● **SUPPLIED PASSAGE**:
--------------------------------

Chemical fuels from carbon neutral sources are another important component in need of development if we are to achieve a sustainable energy future. Chemical fuels are especially important to the transportation sector as roughly one third of our energy goes into transportation—and currently over 40% of global transportation cannot be electrified, such as ships, aircraft, and trucks.
The Sun produces enough energy in one hour to power all human activity on Earth for a full year, and yet storage of this energy in the form of convenient, inexpensive fuels has remained technically elusive. Addressing this challenge at Caltech is the Joint Center for Artificial Photosynthesis (JCAP) and CCI Solar, which are two organizations dedicated to the production of solar fuels. Both JCAP and CCI solar aim to find a cost-effective method to produce fuels using only sunlight, water, and carbon dioxide as inputs.
Researchers including Professors Nate Lewis, Harry Gray, Jonas Peters and Mike Hoffmann are focused on this effort. They are looking at the photocatalytic splitting of water to produce molecular hydrogen, and via the photocatalytic reduction of CO2 to produce useful products such as syngas, methane, and other hydrocarbons. They’re developing enhanced light absorbers, optimized catalyst materials and their integration into functional assemblies.
Professor Sossina Haile is using a thermochemical approach to solar fuel production. This method relies on the oxygen uptake and release capacity of oxides such as ceria. Because the process uses sunlight in the form of heat, it has the potential to utilize the entire solar spectrum with high efficiency. Her group has demonstrated production of a range of fuels from water and carbon dioxide. The two-step process is inherently simple to implement, and the Haile group is collaborating with colleagues at the University of Minnesota to construct operational reactors which achieve the high efficiencies required for commercial adoption.
Professor Frances Arnold uses directed evolution, a method she invented, to engineer enzymes that help convert plant material into fuels and commodity chemicals. Arnold believes that cellulosic biofuels could sustainably replace more than half of US oil imports. Former Resnick Fellow Matt Smith developed a computational tool for protein engineering that identified structural regions of protein that could be swapped in order to construct a more productive cellulase, which is the enzyme that breaks down plant material into its constituent sugars—that are then fermented by microbes to make fuels and chemicals.

--------------------------------

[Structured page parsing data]
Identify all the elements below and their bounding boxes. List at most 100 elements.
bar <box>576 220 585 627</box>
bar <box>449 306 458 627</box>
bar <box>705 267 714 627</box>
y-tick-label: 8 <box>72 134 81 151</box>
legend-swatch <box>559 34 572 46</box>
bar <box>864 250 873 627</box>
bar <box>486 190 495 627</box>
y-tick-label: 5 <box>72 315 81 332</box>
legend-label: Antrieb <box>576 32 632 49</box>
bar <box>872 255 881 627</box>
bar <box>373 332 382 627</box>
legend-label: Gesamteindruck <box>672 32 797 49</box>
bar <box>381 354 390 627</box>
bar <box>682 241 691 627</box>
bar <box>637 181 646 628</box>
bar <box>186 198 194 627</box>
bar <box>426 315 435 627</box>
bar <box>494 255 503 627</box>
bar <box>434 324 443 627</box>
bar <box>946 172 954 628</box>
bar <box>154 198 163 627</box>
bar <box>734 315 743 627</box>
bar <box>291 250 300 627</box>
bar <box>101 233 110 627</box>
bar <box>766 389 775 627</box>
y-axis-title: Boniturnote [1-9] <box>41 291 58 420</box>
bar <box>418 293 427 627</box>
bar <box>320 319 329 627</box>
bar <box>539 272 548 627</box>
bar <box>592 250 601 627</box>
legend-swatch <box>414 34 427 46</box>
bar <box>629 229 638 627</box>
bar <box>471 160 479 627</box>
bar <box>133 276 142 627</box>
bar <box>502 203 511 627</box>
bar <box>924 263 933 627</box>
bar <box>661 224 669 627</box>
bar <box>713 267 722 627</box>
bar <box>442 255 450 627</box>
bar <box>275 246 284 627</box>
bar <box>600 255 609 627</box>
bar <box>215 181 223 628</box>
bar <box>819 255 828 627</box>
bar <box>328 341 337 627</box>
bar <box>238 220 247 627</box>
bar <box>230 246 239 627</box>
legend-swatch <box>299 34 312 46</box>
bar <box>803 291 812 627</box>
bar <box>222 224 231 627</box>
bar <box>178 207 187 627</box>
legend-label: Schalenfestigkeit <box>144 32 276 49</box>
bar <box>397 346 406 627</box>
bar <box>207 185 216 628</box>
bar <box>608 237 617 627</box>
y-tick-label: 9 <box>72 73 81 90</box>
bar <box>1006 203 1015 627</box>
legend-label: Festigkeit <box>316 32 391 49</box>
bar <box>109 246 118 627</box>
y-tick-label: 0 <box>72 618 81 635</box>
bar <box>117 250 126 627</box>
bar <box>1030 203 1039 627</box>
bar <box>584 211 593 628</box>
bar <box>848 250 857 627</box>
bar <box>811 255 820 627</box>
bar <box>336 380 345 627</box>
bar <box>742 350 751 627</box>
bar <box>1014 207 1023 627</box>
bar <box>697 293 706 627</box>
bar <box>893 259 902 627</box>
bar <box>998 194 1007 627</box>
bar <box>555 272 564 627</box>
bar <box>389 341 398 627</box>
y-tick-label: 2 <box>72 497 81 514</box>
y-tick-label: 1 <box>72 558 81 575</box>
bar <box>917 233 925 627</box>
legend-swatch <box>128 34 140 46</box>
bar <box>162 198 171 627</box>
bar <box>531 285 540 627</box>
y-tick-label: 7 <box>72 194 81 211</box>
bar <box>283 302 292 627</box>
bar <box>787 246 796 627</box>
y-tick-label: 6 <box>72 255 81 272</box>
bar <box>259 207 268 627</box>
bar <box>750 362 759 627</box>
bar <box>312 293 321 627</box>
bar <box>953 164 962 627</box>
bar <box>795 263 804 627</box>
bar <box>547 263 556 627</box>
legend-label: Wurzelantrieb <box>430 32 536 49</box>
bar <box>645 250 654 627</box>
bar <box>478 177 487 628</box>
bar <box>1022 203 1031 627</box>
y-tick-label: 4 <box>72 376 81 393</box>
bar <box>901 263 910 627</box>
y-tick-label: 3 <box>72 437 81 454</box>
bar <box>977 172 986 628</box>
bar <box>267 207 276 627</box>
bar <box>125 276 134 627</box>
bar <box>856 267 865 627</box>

--------------------------------

● **TASK REQUIREMENTS**:
(a) Summarize the passage on solar fuels in two sentences.
(b) According to the passage on solar fuels, roughly what share of our energy goes into transportation?
(c) Translate into Spanish this sentence from the passage on solar fuels: "Professor Sossina Haile is using a thermochemical approach to solar fuel production."

● **SOLVED PROBLEMS**:
(a) Chemical fuels from carbon-neutral sources are needed for a sustainable energy future, particularly for transportation, and at Caltech JCAP and CCI Solar aim to find a cost-effective method to produce fuels using only sunlight, water, and carbon dioxide. Researchers are pursuing photocatalytic water splitting and CO2 reduction, a thermochemical approach using oxides such as ceria, and directed evolution of enzymes that help convert plant material into fuels and commodity chemicals.

(b) Roughly one third.

(c) La profesora Sossina Haile está utilizando un enfoque termoquímico para la producción de combustibles solares.